start Data provided
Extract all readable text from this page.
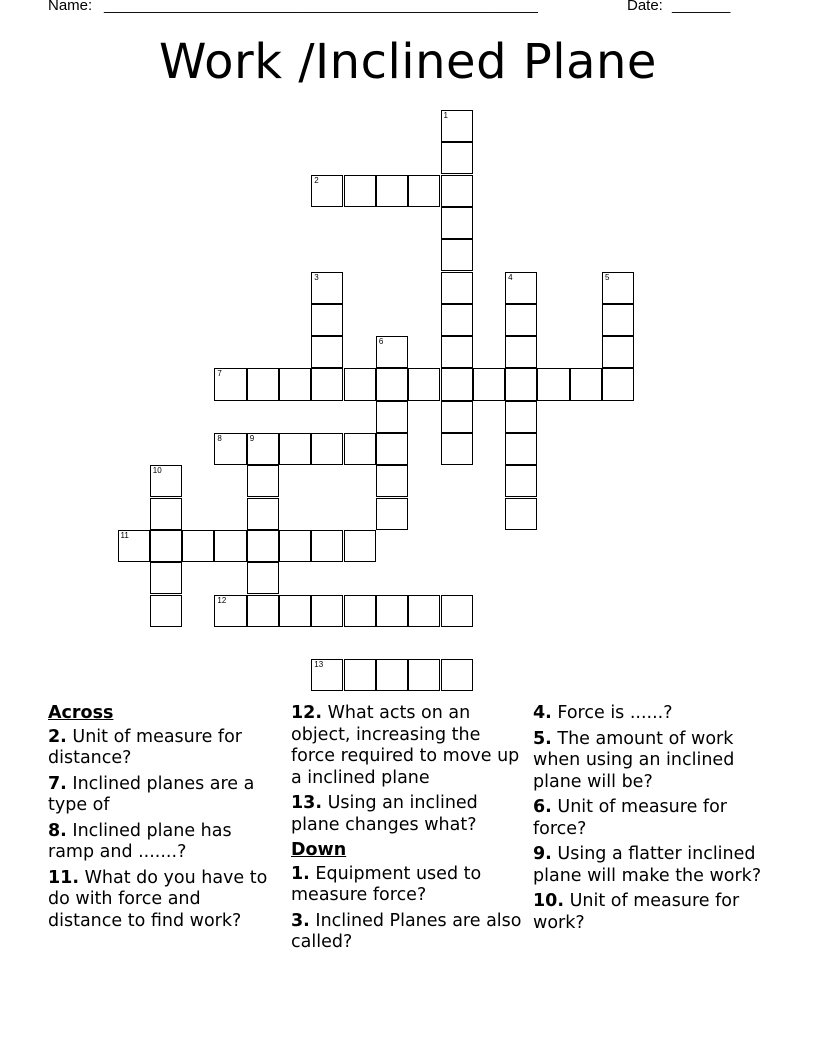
Name: ____________________________________________________	Date: _______
Work /Inclined Plane
1
2
3	4	5
6
7
8	9
10
11
12
13
Across
2. Unit of measure for distance?
7. Inclined planes are a type of
8. Inclined plane has ramp and .......?
11. What do you have to do with force and distance to find work?
12. What acts on an object, increasing the force required to move up a inclined plane
13. Using an inclined plane changes what?
Down
1. Equipment used to measure force?
3. Inclined Planes are also called?
4. Force is ......?
5. The amount of work when using an inclined plane will be?
6. Unit of measure for force?
9. Using a flatter inclined plane will make the work?
10. Unit of measure for work?
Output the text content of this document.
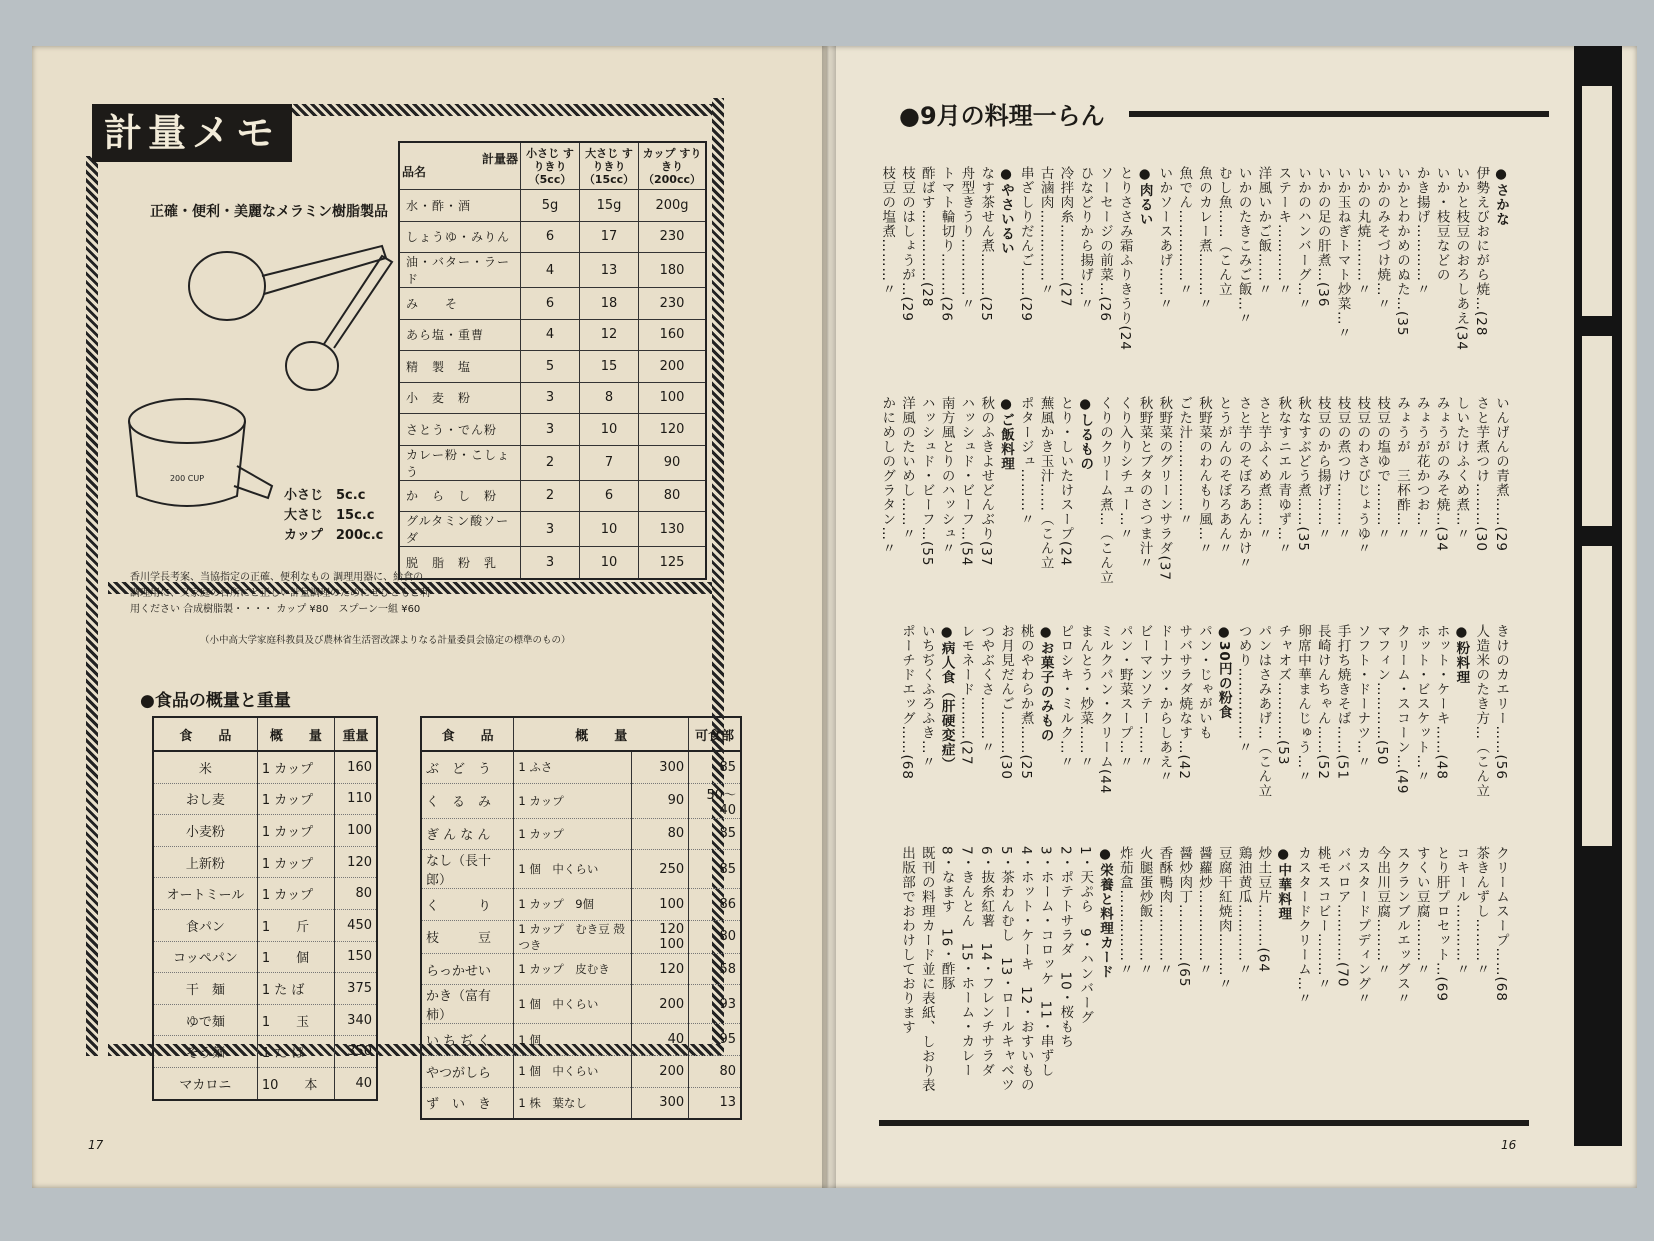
計量メモ
正確・便利・美麗なメラミン樹脂製品
200 CUP
小さじ　5c.c
大さじ　15c.c
カップ　200c.c
香川学長考案、当協指定の正確、便利なもの 調理用器に、給食の調理用に、又家庭の台所にと正しい計量調理のためにぜひともご利用ください 合成樹脂製・・・・ カップ ¥80　スプーン一組 ¥60
（小中高大学家庭科教員及び農林省生活習改課よりなる計量委員会協定の標準のもの）
計量器
品名	小さじ すりきり（5cc）	大さじ すりきり（15cc）	カップ すりきり（200cc）
水・酢・酒	5g	15g	200g
しょうゆ・みりん	6	17	230
油・バター・ラード	4	13	180
み　　そ	6	18	230
あら塩・重曹	4	12	160
精　製　塩	5	15	200
小　麦　粉	3	8	100
さとう・でん粉	3	10	120
カレー粉・こしょう	2	7	90
か　ら　し　粉	2	6	80
グルタミン酸ソーダ	3	10	130
脱　脂　粉　乳	3	10	125
●食品の概量と重量
食　　品	概　　量	重量
米	1 カップ	160
おし麦	1 カップ	110
小麦粉	1 カップ	100
上新粉	1 カップ	120
オートミール	1 カップ	80
食パン	1　　斤	450
コッペパン	1　　個	150
干　麺	1 た ば	375
ゆで麺	1　　玉	340
そう麺	1 た ば	350
マカロニ	10　　本	40
食　　品	概　　量		可食部
ぶ　ど　う	1 ふさ	300	85
く　る　み	1 カップ	90	50〜40
ぎ ん な ん	1 カップ	80	85
なし（長十郎）	1 個　中くらい	250	85
く　　　り	1 カップ　9個	100	86
枝　　　豆	1 カップ　むき豆 殻つき	120 100	80
らっかせい	1 カップ　皮むき	120	58
かき（富有柿）	1 個　中くらい	200	93
い ち ぢ く	1 個	40	95
やつがしら	1 個　中くらい	200	80
ず　い　き	1 株　葉なし	300	13
17
●9月の料理一らん
●さかな
伊勢えびおにがら焼…(28
いかと枝豆のおろしあえ(34
いか・枝豆などの
かき揚げ…………〃
いかとわかめのぬた…(35
いかのみそづけ焼…〃
いかの丸焼………〃
いか玉ねぎトマト炒菜…〃
いかの足の肝煮…(36
いかのハンバーグ…〃
ステーキ…………〃
洋風いかご飯……〃
いかのたきこみご飯…〃
むし魚……（こん立
魚のカレー煮………〃
魚でん……………〃
いかソースあげ……〃
●肉るい
とりささみ霜ふりきうり(24
ソーセージの前菜…(26
ひなどりから揚げ…〃
冷拌肉糸…………(27
古滷肉……………〃
串ざしりだんご……(29
●やさいるい
なす茶せん煮………(25
舟型きうり…………〃
トマト輪切り………(26
酢ばす……………(28
枝豆のはしょうが…(29
枝豆の塩煮………〃
いんげんの青煮……(29
さと芋煮つけ………(30
しいたけふくめ煮…〃
みょうがのみそ焼…(34
みょうが花かつお…〃
みょうが　三杯酢…〃
枝豆の塩ゆで………〃
枝豆のわさびじょうゆ〃
枝豆の煮つけ………〃
枝豆のから揚げ……〃
秋なすぶどう煮……(35
秋なすニエル青ゆず…〃
さと芋ふくめ煮……〃
さと芋のそぼろあんかけ〃
とうがんのそぼろあん〃
秋野菜のわんもり風…〃
ごた汁……………〃
秋野菜のグリーンサラダ(37
秋野菜とブタのさつま汁〃
くり入りシチュー…〃
くりのクリーム煮…（こん立
●しるもの
とり・しいたけスープ(24
蕪風かき玉汁……（こん立
ポタージュ………〃
●ご飯料理
秋のふきよせどんぶり(37
ハッシュド・ビーフ…(54
南方風とりのハッシュ〃
ハッシュド・ビーフ…(55
洋風のたいめし……〃
かにめしのグラタン…〃
きけのカエリー……(56
人造米のたき方…（こん立
●粉料理
ホット・ケーキ……(48
ホット・ビスケット…〃
クリーム・スコーン…(49
マフィン…………(50
ソフト・ドーナツ…〃
手打ち焼きそば……(51
長崎けんちゃん……(52
卵席中華まんじゅう…〃
チャオズ…………(53
パンはさみあげ…（こん立
つめり……………〃
●30円の粉食
パン・じゃがいも
サバサラダ焼なす…(42
ドーナツ・からしあえ〃
ビーマンソテー……〃
パン・野菜スープ…〃
ミルクパン・クリーム(44
まんとう・炒菜……〃
ピロシキ・ミルク…〃
●お菓子のみもの
桃のやわらか煮……(25
お月見だんご………(30
つやぶくさ………〃
レモネード………(27
●病人食（肝硬変症）
いちぢくふろふき…〃
ポーチドエッグ……(68
クリームスープ……(68
茶きんずし………〃
コキール…………〃
とり肝プロセット…(69
すくい豆腐………〃
スクランブルエッグス〃
今出川豆腐………〃
カスタードプディング〃
ババロア…………(70
桃モスコビー………〃
カスタードクリーム…〃
●中華料理
炒土豆片………(64
鶏油黄瓜…………〃
豆腐干紅焼肉………〃
醤蘿炒……………〃
醤炒肉丁…………(65
香酥鴨肉…………〃
火腿蛋炒飯………〃
炸茄盒……………〃
●栄養と料理カード
1・天ぷら　9・ハンバーグ
2・ポテトサラダ　10・桜もち
3・ホーム・コロッケ　11・串ずし
4・ホット・ケーキ　12・おすいもの
5・茶わんむし　13・ロールキャベツ
6・抜糸紅薯　14・フレンチサラダ
7・きんとん　15・ホーム・カレー
8・なます　16・酢豚
既刊の料理カード並に表紙、しおり表
出版部でおわけしております
16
end Data provided
- [Challenge]: Give only the number of lines in the entries above that contain the string "distance".

- [Answer for this exercise]: 2